Short task:
Spot every line with the word "sibling" and return it.

Records from a dataset:

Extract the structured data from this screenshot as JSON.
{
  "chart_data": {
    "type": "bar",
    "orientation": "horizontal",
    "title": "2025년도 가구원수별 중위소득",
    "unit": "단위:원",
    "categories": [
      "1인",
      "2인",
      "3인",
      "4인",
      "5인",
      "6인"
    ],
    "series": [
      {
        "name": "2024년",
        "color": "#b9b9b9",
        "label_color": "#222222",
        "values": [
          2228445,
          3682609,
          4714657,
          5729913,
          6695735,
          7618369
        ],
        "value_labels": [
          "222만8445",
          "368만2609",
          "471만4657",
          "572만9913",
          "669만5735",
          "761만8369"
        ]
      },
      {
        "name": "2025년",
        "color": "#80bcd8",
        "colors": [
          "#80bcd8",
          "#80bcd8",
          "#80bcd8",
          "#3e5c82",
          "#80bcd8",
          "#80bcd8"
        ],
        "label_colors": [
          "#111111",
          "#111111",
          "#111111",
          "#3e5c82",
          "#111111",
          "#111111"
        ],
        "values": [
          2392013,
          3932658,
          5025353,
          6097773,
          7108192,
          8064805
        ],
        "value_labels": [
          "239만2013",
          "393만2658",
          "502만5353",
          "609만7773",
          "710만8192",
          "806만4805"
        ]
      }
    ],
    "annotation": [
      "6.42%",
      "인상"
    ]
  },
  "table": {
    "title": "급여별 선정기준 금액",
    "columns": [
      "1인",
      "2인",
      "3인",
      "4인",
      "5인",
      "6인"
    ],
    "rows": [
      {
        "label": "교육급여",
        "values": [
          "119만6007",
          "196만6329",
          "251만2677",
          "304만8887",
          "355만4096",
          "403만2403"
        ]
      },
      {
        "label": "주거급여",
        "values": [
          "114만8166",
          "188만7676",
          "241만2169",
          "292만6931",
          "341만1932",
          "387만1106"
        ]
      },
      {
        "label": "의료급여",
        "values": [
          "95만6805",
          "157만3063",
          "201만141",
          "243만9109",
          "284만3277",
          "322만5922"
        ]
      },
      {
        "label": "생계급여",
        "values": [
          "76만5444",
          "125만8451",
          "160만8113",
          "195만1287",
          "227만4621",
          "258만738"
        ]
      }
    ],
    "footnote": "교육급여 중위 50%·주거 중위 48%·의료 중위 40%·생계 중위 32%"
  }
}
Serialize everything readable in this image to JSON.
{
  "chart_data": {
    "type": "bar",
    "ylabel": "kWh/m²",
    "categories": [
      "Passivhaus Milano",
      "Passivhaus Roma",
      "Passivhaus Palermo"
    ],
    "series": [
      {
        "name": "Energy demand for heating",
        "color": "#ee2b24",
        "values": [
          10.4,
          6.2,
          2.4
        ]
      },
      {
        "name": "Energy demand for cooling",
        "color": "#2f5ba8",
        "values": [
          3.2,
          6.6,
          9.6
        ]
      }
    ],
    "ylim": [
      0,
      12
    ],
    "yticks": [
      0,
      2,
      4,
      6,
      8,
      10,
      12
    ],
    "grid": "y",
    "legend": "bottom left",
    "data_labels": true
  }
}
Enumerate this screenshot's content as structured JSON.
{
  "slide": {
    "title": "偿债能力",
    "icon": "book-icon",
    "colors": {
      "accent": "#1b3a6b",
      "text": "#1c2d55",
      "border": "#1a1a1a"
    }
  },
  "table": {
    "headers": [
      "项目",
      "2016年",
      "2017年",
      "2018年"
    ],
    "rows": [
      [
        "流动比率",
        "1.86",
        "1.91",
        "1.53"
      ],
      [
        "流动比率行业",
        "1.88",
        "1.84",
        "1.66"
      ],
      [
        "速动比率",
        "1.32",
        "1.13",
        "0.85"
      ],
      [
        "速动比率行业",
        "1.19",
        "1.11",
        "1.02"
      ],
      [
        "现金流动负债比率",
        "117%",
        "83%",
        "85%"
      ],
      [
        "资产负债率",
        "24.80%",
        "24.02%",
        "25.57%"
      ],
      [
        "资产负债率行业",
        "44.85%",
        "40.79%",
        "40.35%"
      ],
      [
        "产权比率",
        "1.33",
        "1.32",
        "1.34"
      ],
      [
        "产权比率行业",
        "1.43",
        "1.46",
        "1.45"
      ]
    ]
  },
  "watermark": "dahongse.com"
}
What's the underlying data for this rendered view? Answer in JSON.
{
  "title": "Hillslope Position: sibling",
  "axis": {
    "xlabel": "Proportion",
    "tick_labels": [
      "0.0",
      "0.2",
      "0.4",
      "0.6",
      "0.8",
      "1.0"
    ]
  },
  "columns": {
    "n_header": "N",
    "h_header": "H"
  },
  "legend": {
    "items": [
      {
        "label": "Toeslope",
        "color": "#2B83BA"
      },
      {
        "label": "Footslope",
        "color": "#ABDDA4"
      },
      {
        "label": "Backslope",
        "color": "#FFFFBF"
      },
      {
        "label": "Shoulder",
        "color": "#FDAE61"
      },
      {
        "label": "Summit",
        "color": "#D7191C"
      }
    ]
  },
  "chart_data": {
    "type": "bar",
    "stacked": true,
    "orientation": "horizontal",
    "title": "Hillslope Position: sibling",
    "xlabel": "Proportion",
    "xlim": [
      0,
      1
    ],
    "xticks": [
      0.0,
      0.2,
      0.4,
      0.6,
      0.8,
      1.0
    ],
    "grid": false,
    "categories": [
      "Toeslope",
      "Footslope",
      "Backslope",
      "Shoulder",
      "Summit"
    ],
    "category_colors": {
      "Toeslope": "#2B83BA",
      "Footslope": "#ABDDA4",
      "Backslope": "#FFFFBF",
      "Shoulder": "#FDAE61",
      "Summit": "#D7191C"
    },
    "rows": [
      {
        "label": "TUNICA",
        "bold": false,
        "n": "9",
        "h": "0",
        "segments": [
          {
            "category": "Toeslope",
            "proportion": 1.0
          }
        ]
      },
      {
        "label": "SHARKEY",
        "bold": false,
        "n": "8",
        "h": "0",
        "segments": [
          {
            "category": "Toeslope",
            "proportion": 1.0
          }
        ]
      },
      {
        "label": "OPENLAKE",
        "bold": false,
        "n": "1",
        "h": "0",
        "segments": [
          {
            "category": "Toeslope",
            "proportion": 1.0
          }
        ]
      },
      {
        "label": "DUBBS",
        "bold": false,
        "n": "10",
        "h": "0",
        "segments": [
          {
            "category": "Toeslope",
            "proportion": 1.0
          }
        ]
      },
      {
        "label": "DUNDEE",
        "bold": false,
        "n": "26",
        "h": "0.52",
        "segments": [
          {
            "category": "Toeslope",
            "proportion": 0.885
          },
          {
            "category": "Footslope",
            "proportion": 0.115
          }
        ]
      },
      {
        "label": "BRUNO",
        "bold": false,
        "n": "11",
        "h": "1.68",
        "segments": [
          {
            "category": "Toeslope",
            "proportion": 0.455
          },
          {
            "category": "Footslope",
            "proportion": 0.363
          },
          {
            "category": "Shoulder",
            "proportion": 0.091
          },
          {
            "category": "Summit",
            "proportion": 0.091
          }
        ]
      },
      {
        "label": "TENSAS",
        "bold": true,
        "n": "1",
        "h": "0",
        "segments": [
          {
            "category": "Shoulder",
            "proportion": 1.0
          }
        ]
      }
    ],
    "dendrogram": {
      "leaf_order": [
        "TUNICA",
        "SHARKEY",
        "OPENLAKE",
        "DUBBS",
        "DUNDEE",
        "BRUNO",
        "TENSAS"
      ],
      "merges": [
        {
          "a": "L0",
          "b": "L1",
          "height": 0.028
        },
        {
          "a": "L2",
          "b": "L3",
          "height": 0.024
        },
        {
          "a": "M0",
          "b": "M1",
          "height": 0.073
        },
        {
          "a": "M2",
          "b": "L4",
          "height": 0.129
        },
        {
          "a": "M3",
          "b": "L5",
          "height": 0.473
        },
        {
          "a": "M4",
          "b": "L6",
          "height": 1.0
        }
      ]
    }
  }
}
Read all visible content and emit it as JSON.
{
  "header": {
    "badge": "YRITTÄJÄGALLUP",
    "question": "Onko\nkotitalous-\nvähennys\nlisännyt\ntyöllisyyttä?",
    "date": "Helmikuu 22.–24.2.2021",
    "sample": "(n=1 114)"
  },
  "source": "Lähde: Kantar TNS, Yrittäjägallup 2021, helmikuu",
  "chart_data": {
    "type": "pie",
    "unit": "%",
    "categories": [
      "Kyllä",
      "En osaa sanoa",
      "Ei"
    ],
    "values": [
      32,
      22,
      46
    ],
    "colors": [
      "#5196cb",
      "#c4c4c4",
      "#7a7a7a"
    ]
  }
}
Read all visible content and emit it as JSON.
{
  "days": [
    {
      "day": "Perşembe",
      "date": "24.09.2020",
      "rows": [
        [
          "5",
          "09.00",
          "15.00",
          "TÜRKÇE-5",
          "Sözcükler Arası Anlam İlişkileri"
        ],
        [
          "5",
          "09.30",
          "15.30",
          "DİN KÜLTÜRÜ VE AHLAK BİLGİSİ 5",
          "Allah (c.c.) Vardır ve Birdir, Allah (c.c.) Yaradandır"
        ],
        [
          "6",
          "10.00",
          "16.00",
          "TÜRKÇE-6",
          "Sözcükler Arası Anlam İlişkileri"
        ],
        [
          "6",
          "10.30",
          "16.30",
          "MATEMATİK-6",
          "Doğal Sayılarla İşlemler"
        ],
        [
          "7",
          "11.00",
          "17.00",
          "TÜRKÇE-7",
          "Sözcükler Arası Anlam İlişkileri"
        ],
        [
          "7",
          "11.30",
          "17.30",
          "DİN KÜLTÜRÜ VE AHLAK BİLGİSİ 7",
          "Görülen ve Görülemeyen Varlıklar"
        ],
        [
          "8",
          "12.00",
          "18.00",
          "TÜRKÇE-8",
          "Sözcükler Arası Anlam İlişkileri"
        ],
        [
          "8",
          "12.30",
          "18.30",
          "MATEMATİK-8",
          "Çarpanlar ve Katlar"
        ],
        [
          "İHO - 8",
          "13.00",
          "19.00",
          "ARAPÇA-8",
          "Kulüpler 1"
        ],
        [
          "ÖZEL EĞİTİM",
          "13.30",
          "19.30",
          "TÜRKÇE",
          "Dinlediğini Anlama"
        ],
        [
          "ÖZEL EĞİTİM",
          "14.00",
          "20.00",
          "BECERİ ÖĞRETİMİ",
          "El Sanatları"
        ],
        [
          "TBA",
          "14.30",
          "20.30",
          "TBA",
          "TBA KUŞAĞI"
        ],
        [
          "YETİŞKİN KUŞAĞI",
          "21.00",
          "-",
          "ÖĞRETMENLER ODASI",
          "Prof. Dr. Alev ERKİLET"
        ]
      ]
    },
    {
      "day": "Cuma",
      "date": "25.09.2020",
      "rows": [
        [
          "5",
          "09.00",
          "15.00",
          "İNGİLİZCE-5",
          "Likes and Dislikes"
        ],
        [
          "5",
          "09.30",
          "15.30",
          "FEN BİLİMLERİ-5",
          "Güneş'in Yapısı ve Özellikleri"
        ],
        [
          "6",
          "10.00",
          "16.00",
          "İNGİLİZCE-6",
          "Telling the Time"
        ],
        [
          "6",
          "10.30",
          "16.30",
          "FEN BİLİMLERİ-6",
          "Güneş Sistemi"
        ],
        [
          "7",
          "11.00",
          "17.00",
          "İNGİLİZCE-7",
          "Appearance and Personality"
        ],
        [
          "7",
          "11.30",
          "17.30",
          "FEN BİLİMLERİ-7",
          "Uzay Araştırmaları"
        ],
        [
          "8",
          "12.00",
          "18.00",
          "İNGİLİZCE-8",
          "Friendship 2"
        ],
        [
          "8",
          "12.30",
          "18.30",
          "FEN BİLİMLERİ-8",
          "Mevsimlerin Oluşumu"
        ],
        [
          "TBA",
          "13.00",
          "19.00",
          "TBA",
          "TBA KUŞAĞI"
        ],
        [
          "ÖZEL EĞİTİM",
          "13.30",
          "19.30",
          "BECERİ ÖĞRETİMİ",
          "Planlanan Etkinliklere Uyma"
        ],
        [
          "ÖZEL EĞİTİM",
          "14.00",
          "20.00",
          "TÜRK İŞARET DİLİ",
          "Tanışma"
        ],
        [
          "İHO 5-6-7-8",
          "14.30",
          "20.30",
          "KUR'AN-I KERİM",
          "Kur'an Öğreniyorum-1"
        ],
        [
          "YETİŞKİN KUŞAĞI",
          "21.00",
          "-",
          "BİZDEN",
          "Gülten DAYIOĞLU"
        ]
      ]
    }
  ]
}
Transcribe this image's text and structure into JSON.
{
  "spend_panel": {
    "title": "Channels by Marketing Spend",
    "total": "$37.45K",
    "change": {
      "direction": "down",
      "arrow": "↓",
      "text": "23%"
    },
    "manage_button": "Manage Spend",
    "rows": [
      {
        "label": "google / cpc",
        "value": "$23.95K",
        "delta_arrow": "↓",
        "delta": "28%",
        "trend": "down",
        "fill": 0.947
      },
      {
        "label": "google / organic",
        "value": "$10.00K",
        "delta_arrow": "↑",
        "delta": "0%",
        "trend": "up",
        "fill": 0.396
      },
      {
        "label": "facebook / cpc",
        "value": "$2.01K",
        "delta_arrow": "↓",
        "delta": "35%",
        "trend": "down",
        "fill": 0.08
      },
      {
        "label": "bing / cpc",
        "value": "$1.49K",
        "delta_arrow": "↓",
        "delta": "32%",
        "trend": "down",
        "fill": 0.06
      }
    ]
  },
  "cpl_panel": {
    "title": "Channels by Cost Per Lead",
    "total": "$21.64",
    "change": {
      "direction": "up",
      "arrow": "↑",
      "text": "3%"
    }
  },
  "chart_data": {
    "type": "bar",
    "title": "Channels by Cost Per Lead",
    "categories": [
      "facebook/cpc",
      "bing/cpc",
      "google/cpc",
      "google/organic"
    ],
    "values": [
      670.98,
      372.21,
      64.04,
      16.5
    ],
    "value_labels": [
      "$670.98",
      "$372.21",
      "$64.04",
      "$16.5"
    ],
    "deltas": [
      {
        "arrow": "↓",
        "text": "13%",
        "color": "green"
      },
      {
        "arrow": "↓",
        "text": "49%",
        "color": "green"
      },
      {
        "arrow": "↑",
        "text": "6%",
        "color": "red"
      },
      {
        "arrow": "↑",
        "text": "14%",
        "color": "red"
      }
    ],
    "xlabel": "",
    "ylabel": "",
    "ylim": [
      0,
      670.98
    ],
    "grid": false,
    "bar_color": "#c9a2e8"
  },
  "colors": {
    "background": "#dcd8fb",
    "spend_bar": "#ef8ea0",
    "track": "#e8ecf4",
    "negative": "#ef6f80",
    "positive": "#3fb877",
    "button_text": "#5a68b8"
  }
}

Solution:
  "title": "Hillslope Position: sibling",
    "title": "Hillslope Position: sibling",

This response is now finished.